— start of Data for the task —

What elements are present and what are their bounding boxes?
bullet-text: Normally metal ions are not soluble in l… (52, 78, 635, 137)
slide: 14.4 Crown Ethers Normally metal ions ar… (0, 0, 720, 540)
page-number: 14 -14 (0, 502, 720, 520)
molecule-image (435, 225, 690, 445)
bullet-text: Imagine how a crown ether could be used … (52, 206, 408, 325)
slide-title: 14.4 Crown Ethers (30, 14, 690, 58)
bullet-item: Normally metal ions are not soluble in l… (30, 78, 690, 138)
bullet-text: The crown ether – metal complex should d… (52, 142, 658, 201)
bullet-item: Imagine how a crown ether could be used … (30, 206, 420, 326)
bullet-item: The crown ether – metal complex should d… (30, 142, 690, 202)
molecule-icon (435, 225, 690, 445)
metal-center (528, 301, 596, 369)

— end of Data for the task —

● Exercise brief
Reproduce everything from the start of the listing down to the line that contains "bullet-text: Imagine how", including that line.

● The output
What elements are present and what are their bounding boxes?
bullet-text: Normally metal ions are not soluble in l… (52, 78, 635, 137)
slide: 14.4 Crown Ethers Normally metal ions ar… (0, 0, 720, 540)
page-number: 14 -14 (0, 502, 720, 520)
molecule-image (435, 225, 690, 445)
bullet-text: Imagine how a crown ether could be used … (52, 206, 408, 325)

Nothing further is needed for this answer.